══ Working data ══
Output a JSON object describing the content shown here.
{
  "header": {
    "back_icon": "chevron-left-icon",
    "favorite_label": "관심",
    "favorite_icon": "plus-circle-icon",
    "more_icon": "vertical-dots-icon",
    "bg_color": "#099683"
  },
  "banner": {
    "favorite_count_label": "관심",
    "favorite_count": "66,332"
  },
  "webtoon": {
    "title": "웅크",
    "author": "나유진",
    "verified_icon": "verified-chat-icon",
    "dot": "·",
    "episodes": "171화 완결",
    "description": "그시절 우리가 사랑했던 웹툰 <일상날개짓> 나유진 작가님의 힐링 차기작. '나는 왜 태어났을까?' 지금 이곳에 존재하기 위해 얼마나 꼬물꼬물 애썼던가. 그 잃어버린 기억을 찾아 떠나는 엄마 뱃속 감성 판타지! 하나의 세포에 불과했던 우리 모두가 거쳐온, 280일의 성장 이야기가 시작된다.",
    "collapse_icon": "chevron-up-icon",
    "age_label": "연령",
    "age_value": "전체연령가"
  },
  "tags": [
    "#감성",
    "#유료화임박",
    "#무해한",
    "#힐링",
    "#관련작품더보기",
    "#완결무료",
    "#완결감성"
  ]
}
═══
- To do: Return every line in the listing that contains the word "icon".

- Problem solution:
    "back_icon": "chevron-left-icon",
    "favorite_icon": "plus-circle-icon",
    "more_icon": "vertical-dots-icon",
    "verified_icon": "verified-chat-icon",
    "collapse_icon": "chevron-up-icon",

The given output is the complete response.